YOUR INSTRUCTIONS. Transcribe the listing that follows exactly, from its first line to its last.

RECORDS SUPPLIED.
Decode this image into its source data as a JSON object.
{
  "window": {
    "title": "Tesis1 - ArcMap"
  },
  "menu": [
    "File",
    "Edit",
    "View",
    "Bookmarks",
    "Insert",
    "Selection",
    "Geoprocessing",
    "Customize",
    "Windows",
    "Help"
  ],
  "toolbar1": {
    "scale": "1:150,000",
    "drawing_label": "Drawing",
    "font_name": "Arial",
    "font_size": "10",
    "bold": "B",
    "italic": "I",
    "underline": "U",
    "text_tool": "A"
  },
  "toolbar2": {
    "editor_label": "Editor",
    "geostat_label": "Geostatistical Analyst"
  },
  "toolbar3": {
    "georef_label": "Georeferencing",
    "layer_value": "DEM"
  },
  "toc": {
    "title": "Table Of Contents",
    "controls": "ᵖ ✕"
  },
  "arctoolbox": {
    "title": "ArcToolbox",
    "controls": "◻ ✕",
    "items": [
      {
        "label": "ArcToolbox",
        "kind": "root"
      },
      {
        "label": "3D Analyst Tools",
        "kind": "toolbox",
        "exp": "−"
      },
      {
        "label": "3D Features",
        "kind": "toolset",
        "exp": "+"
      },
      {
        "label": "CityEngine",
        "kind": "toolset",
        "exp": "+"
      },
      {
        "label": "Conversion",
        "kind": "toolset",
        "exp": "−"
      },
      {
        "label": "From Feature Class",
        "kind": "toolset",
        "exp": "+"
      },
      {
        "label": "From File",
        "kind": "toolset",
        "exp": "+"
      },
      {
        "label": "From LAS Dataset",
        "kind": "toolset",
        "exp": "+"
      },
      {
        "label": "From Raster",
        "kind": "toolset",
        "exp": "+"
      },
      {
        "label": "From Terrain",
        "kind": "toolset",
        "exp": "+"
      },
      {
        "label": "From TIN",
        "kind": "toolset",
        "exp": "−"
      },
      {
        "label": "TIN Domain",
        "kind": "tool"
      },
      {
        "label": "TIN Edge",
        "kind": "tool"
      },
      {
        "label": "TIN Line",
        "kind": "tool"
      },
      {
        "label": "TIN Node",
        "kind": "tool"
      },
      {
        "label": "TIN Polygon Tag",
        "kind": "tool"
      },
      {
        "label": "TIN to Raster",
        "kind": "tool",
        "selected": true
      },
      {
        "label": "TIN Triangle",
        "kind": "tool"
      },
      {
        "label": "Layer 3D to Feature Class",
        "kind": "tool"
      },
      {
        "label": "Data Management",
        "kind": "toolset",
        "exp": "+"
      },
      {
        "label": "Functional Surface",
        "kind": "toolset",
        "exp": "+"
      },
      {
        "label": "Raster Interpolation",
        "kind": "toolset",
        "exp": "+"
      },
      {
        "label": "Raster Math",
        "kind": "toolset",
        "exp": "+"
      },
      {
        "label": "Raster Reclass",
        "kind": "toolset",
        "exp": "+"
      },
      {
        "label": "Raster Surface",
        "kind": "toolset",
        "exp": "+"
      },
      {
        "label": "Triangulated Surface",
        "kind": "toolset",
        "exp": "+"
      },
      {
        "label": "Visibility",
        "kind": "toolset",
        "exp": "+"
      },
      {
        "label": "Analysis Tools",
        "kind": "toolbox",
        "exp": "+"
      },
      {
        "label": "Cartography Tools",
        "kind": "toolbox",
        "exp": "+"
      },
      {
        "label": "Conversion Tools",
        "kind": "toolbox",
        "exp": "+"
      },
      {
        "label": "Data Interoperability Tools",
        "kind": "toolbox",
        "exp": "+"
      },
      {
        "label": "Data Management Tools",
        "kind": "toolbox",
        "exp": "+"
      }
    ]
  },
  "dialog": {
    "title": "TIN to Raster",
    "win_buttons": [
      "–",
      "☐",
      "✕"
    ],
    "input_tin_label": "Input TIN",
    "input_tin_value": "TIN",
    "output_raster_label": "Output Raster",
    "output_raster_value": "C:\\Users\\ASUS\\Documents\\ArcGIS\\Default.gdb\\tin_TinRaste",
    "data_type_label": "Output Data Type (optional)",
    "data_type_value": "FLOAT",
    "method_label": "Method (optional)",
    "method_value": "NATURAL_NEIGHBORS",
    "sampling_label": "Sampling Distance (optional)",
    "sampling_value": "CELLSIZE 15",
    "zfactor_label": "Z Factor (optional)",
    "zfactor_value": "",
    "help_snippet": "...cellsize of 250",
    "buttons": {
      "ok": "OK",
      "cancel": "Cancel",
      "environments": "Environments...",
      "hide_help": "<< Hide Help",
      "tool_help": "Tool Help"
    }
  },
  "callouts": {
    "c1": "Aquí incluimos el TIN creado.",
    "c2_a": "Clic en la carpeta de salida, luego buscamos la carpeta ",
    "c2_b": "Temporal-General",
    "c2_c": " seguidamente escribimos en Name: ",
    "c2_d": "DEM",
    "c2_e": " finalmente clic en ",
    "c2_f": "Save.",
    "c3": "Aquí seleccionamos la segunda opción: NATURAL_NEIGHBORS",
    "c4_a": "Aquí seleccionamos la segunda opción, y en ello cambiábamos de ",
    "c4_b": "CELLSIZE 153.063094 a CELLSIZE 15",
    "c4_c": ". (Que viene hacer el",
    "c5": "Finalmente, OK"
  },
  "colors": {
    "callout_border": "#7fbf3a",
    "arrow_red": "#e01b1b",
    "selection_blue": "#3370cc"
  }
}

RESULT OF THE TASK.
Decode this image into its source data as a JSON object.
{
  "window": {
    "title": "Tesis1 - ArcMap"
  },
  "menu": [
    "File",
    "Edit",
    "View",
    "Bookmarks",
    "Insert",
    "Selection",
    "Geoprocessing",
    "Customize",
    "Windows",
    "Help"
  ],
  "toolbar1": {
    "scale": "1:150,000",
    "drawing_label": "Drawing",
    "font_name": "Arial",
    "font_size": "10",
    "bold": "B",
    "italic": "I",
    "underline": "U",
    "text_tool": "A"
  },
  "toolbar2": {
    "editor_label": "Editor",
    "geostat_label": "Geostatistical Analyst"
  },
  "toolbar3": {
    "georef_label": "Georeferencing",
    "layer_value": "DEM"
  },
  "toc": {
    "title": "Table Of Contents",
    "controls": "ᵖ ✕"
  },
  "arctoolbox": {
    "title": "ArcToolbox",
    "controls": "◻ ✕",
    "items": [
      {
        "label": "ArcToolbox",
        "kind": "root"
      },
      {
        "label": "3D Analyst Tools",
        "kind": "toolbox",
        "exp": "−"
      },
      {
        "label": "3D Features",
        "kind": "toolset",
        "exp": "+"
      },
      {
        "label": "CityEngine",
        "kind": "toolset",
        "exp": "+"
      },
      {
        "label": "Conversion",
        "kind": "toolset",
        "exp": "−"
      },
      {
        "label": "From Feature Class",
        "kind": "toolset",
        "exp": "+"
      },
      {
        "label": "From File",
        "kind": "toolset",
        "exp": "+"
      },
      {
        "label": "From LAS Dataset",
        "kind": "toolset",
        "exp": "+"
      },
      {
        "label": "From Raster",
        "kind": "toolset",
        "exp": "+"
      },
      {
        "label": "From Terrain",
        "kind": "toolset",
        "exp": "+"
      },
      {
        "label": "From TIN",
        "kind": "toolset",
        "exp": "−"
      },
      {
        "label": "TIN Domain",
        "kind": "tool"
      },
      {
        "label": "TIN Edge",
        "kind": "tool"
      },
      {
        "label": "TIN Line",
        "kind": "tool"
      },
      {
        "label": "TIN Node",
        "kind": "tool"
      },
      {
        "label": "TIN Polygon Tag",
        "kind": "tool"
      },
      {
        "label": "TIN to Raster",
        "kind": "tool",
        "selected": true
      },
      {
        "label": "TIN Triangle",
        "kind": "tool"
      },
      {
        "label": "Layer 3D to Feature Class",
        "kind": "tool"
      },
      {
        "label": "Data Management",
        "kind": "toolset",
        "exp": "+"
      },
      {
        "label": "Functional Surface",
        "kind": "toolset",
        "exp": "+"
      },
      {
        "label": "Raster Interpolation",
        "kind": "toolset",
        "exp": "+"
      },
      {
        "label": "Raster Math",
        "kind": "toolset",
        "exp": "+"
      },
      {
        "label": "Raster Reclass",
        "kind": "toolset",
        "exp": "+"
      },
      {
        "label": "Raster Surface",
        "kind": "toolset",
        "exp": "+"
      },
      {
        "label": "Triangulated Surface",
        "kind": "toolset",
        "exp": "+"
      },
      {
        "label": "Visibility",
        "kind": "toolset",
        "exp": "+"
      },
      {
        "label": "Analysis Tools",
        "kind": "toolbox",
        "exp": "+"
      },
      {
        "label": "Cartography Tools",
        "kind": "toolbox",
        "exp": "+"
      },
      {
        "label": "Conversion Tools",
        "kind": "toolbox",
        "exp": "+"
      },
      {
        "label": "Data Interoperability Tools",
        "kind": "toolbox",
        "exp": "+"
      },
      {
        "label": "Data Management Tools",
        "kind": "toolbox",
        "exp": "+"
      }
    ]
  },
  "dialog": {
    "title": "TIN to Raster",
    "win_buttons": [
      "–",
      "☐",
      "✕"
    ],
    "input_tin_label": "Input TIN",
    "input_tin_value": "TIN",
    "output_raster_label": "Output Raster",
    "output_raster_value": "C:\\Users\\ASUS\\Documents\\ArcGIS\\Default.gdb\\tin_TinRaste",
    "data_type_label": "Output Data Type (optional)",
    "data_type_value": "FLOAT",
    "method_label": "Method (optional)",
    "method_value": "NATURAL_NEIGHBORS",
    "sampling_label": "Sampling Distance (optional)",
    "sampling_value": "CELLSIZE 15",
    "zfactor_label": "Z Factor (optional)",
    "zfactor_value": "",
    "help_snippet": "...cellsize of 250",
    "buttons": {
      "ok": "OK",
      "cancel": "Cancel",
      "environments": "Environments...",
      "hide_help": "<< Hide Help",
      "tool_help": "Tool Help"
    }
  },
  "callouts": {
    "c1": "Aquí incluimos el TIN creado.",
    "c2_a": "Clic en la carpeta de salida, luego buscamos la carpeta ",
    "c2_b": "Temporal-General",
    "c2_c": " seguidamente escribimos en Name: ",
    "c2_d": "DEM",
    "c2_e": " finalmente clic en ",
    "c2_f": "Save.",
    "c3": "Aquí seleccionamos la segunda opción: NATURAL_NEIGHBORS",
    "c4_a": "Aquí seleccionamos la segunda opción, y en ello cambiábamos de ",
    "c4_b": "CELLSIZE 153.063094 a CELLSIZE 15",
    "c4_c": ". (Que viene hacer el",
    "c5": "Finalmente, OK"
  },
  "colors": {
    "callout_border": "#7fbf3a",
    "arrow_red": "#e01b1b",
    "selection_blue": "#3370cc"
  }
}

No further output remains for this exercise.